_WORK TASK A:_
In the carbon credit post, what share of the plan belonged to outside investors by charter?
_WORK TASK B:_
Write out the carbon credit post again starting at "It happened in" and ending at "showing they had.", and switch "Indonesia" to "Brazil".

_TEXT SECTION:_
......

Tuesday, August 16, 2011

"Carbon Credit" Scheme Augers In

It happened in Indonesia but it could have been any third-world, oops, developing nation with land suitable for palm-oil production: a plan by outside investors (70 percent, by charter) to engage in a sort of global extortion by selling "carbon credits" guaranteeing a large chunk of carbon-rich rainforest swampland would remain untouched for a specified period of time has stumbled and come to naught in the final step of a long, tortuous government approval process. Turned out the palm-oil company had filed a competing application some years earlier -- or at least found paperwork showing they had.

"Carbon credits." It's just first-world guilt money, fancy extortion. It's got no reality; you can't saw 'em into blocks, sort 'em or weigh 'em. Sure, stock markets and the like work in much the same way -- but they are, you will note, operating in the developed nations, under a shared belief in intangibles. For a country with a surplus of hungry babies and available natural resources, what looks like the better bet, thirty-year shares in untouchable swampland or the outfit promising to grow crops in it, hire locals and turn out heavy barrels of a physical product?

......

_EXERCISE DATA:_
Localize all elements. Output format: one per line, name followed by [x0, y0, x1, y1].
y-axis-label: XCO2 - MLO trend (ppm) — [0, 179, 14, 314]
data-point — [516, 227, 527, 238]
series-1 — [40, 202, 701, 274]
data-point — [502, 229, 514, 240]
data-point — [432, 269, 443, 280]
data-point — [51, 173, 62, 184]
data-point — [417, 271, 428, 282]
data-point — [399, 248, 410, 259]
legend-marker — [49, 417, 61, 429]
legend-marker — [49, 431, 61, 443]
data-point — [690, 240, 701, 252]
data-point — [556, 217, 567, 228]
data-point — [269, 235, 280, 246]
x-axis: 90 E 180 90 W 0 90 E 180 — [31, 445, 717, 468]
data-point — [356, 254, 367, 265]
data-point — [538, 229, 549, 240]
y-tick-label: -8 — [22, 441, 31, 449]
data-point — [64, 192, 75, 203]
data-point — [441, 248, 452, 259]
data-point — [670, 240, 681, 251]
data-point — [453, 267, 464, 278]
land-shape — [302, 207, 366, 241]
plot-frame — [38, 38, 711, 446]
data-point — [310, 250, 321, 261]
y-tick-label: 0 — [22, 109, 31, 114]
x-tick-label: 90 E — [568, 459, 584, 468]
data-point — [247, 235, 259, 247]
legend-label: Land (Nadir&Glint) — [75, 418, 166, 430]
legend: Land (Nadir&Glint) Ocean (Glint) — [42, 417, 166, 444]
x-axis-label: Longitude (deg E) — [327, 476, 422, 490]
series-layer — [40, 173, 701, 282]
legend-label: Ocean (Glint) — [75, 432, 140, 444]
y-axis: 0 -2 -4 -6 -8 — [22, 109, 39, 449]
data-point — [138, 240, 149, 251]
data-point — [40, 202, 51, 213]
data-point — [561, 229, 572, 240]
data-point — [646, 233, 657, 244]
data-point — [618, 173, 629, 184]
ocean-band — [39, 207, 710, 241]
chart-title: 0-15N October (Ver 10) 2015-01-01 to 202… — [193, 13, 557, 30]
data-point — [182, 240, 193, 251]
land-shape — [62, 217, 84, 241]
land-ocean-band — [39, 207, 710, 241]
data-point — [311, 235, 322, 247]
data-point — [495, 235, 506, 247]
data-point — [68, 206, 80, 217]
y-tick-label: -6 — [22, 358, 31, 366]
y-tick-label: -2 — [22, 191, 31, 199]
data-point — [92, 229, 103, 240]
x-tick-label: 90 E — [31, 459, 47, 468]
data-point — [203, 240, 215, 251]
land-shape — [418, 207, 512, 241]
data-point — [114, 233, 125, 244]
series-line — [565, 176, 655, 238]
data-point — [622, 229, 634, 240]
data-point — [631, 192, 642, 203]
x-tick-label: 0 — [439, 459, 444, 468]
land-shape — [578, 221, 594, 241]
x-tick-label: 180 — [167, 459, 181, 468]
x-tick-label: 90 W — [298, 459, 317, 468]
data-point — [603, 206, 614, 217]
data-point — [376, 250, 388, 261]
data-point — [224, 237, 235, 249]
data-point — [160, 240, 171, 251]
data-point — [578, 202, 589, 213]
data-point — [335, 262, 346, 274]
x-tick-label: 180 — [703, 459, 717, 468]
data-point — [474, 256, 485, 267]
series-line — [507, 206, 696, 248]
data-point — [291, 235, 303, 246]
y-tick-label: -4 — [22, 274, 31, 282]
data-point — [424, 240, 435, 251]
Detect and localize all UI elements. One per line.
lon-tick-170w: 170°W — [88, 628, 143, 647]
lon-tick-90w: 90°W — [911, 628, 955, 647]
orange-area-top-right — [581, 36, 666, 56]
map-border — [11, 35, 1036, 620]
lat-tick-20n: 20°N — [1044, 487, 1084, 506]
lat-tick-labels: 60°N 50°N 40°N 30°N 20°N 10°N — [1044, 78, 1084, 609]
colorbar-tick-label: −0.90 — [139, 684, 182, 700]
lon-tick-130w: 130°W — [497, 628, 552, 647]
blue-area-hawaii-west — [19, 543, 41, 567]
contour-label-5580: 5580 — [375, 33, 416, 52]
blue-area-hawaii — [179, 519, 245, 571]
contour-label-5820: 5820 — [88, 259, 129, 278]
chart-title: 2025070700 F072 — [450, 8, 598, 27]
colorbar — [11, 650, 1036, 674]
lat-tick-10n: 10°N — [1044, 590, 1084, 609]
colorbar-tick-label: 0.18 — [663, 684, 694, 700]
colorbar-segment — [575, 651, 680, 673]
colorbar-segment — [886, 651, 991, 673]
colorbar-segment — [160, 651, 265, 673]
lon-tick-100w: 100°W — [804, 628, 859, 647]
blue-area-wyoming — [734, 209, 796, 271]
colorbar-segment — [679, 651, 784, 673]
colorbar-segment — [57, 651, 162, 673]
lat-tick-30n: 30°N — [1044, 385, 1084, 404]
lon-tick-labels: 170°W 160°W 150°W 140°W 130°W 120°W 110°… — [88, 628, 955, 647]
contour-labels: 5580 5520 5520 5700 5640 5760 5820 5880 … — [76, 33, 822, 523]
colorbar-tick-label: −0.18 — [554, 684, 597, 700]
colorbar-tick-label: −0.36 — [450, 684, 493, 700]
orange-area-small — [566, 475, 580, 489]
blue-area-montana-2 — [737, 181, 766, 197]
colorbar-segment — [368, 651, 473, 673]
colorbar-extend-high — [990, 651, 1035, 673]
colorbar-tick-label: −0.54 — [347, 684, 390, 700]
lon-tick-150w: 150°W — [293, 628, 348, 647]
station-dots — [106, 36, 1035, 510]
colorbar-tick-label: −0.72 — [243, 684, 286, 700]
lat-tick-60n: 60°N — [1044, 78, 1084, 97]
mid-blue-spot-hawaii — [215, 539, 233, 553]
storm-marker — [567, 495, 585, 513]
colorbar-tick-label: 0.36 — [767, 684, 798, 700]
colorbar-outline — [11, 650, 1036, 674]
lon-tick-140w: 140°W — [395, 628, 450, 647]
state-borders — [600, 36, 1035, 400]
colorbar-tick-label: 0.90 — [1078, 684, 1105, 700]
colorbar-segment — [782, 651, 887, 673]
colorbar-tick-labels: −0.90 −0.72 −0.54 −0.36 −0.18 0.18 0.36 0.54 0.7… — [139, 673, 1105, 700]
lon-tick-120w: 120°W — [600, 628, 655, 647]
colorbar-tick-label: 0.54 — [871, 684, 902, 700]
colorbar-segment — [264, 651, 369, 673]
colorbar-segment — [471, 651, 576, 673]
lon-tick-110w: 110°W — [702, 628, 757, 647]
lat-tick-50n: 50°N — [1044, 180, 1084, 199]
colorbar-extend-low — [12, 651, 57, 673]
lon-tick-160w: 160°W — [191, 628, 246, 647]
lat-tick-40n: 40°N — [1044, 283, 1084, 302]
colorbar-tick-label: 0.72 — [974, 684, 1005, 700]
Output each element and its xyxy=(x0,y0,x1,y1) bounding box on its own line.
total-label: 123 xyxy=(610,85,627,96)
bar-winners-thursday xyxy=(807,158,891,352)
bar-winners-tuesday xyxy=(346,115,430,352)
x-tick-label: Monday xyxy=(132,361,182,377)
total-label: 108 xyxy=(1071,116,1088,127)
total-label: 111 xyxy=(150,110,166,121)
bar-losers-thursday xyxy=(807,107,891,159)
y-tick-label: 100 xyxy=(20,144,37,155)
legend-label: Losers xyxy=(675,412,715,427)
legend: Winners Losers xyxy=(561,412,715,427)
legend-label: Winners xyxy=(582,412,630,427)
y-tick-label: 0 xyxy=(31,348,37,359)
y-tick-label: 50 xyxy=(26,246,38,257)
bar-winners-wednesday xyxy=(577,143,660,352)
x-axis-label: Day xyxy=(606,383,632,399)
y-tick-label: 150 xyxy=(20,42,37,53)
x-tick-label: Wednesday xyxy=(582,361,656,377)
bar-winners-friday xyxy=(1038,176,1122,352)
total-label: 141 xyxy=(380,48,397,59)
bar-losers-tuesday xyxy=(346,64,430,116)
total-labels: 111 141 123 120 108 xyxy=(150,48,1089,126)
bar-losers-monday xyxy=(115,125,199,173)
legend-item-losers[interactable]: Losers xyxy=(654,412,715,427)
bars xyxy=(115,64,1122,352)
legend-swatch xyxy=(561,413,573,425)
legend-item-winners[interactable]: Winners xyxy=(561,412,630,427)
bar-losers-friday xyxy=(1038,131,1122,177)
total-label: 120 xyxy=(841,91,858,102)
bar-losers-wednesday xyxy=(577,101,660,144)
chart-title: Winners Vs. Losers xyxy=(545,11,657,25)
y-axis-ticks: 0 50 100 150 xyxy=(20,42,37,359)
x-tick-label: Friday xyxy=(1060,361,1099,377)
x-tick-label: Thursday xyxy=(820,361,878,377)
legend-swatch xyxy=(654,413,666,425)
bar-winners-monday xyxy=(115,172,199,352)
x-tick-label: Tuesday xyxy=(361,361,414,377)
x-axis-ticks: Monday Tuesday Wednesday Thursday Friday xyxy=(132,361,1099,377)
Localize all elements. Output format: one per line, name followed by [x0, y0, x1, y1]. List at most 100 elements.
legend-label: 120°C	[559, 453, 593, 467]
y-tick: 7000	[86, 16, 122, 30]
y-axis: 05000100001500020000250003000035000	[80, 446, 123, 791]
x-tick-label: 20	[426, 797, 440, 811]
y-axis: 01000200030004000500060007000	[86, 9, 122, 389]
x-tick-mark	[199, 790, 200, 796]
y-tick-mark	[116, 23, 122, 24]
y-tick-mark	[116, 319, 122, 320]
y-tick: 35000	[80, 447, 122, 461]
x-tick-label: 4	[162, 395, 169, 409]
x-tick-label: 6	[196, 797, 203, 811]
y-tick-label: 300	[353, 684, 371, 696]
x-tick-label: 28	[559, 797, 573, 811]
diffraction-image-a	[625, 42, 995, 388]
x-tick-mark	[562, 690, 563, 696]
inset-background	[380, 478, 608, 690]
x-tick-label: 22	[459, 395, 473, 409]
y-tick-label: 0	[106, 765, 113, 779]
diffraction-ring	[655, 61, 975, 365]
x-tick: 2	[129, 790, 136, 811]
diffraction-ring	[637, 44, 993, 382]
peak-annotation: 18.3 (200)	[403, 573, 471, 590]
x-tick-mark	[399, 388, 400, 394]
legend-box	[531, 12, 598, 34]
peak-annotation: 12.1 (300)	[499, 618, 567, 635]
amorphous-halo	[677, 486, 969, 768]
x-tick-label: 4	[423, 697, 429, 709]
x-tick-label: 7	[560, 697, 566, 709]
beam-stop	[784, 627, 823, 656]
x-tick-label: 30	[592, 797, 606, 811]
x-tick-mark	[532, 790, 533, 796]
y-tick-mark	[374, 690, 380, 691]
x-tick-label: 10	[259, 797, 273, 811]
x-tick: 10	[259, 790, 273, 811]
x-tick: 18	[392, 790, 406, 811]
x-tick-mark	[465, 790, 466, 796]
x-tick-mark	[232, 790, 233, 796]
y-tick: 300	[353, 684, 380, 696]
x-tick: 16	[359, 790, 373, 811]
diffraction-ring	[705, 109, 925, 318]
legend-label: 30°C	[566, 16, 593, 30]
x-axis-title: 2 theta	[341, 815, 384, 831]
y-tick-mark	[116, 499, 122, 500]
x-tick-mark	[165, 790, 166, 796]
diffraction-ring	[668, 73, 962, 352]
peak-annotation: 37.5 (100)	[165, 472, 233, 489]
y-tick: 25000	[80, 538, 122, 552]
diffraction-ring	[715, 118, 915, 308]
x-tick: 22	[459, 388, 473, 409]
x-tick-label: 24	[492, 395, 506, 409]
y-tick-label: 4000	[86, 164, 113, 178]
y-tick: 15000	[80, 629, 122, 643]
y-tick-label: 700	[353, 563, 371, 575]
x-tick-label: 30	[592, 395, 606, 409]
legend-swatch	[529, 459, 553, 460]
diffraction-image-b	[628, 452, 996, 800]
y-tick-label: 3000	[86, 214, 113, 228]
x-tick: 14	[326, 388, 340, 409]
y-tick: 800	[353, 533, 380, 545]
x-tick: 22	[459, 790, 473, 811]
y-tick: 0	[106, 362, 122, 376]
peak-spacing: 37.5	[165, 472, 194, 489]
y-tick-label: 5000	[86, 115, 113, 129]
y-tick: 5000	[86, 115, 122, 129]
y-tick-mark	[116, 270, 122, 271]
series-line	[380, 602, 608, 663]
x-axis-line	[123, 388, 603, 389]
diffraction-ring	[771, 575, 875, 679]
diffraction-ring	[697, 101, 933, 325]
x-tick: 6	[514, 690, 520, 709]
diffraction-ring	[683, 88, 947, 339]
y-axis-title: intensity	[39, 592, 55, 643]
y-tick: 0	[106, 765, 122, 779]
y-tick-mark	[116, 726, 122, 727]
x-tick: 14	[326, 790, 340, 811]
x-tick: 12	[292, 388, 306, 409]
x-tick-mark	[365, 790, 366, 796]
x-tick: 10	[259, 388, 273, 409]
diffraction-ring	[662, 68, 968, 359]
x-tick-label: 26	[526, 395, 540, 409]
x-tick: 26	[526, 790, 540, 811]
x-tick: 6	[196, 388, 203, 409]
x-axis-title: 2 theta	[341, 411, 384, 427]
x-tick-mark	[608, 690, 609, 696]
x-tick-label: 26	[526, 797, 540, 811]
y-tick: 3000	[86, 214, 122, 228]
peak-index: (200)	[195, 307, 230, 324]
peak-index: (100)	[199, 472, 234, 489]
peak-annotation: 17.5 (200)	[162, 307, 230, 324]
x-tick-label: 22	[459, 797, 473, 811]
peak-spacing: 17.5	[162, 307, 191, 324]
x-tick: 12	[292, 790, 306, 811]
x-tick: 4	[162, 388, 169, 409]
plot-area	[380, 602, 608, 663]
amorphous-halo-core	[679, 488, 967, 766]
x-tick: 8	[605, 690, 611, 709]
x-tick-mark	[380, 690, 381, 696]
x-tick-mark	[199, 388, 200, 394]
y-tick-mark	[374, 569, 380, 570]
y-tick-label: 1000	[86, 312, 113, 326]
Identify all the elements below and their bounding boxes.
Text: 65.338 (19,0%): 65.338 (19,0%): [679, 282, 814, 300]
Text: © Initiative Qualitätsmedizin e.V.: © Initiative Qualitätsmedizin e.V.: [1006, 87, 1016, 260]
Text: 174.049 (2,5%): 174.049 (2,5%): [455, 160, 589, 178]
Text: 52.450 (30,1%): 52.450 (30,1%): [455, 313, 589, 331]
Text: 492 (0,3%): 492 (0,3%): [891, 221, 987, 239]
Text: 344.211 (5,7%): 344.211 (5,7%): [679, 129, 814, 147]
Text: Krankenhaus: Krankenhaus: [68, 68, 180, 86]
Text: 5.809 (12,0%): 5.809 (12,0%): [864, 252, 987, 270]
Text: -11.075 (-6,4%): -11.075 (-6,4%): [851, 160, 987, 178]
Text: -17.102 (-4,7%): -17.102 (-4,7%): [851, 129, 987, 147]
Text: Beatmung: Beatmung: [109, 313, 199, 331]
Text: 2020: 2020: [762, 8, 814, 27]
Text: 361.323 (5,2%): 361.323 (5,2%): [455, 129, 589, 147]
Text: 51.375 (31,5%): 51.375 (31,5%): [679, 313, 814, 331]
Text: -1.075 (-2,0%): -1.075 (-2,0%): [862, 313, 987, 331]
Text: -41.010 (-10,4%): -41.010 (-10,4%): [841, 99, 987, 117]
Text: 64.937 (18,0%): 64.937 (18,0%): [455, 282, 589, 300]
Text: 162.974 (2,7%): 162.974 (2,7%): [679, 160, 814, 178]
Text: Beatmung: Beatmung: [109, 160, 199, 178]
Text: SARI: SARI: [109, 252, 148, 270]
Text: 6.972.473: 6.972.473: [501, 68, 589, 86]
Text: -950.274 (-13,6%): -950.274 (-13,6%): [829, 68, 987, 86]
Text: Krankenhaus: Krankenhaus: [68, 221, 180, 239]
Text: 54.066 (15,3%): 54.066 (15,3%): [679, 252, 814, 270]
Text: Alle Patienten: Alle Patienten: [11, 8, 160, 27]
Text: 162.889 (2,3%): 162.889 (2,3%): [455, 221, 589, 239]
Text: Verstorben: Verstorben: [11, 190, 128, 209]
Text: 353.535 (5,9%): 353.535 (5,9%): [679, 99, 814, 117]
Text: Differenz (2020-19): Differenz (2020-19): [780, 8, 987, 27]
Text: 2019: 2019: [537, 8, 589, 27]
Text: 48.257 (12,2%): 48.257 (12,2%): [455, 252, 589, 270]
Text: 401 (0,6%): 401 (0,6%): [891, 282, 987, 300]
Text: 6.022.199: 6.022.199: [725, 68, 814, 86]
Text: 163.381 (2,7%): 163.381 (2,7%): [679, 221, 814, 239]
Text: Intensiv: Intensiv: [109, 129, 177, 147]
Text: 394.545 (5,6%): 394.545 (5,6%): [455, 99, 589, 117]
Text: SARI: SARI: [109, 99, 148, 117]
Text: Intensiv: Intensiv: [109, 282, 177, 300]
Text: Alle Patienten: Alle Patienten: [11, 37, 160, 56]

......

_ANSWER A:_
70 percent.

_ANSWER B:_
It happened in Brazil but it could have been any third-world, oops, developing nation with land suitable for palm-oil production: a plan by outside investors (70 percent, by charter) to engage in a sort of global extortion by selling "carbon credits" guaranteeing a large chunk of carbon-rich rainforest swampland would remain untouched for a specified period of time has stumbled and come to naught in the final step of a long, tortuous government approval process. Turned out the palm-oil company had filed a competing application some years earlier -- or at least found paperwork showing they had.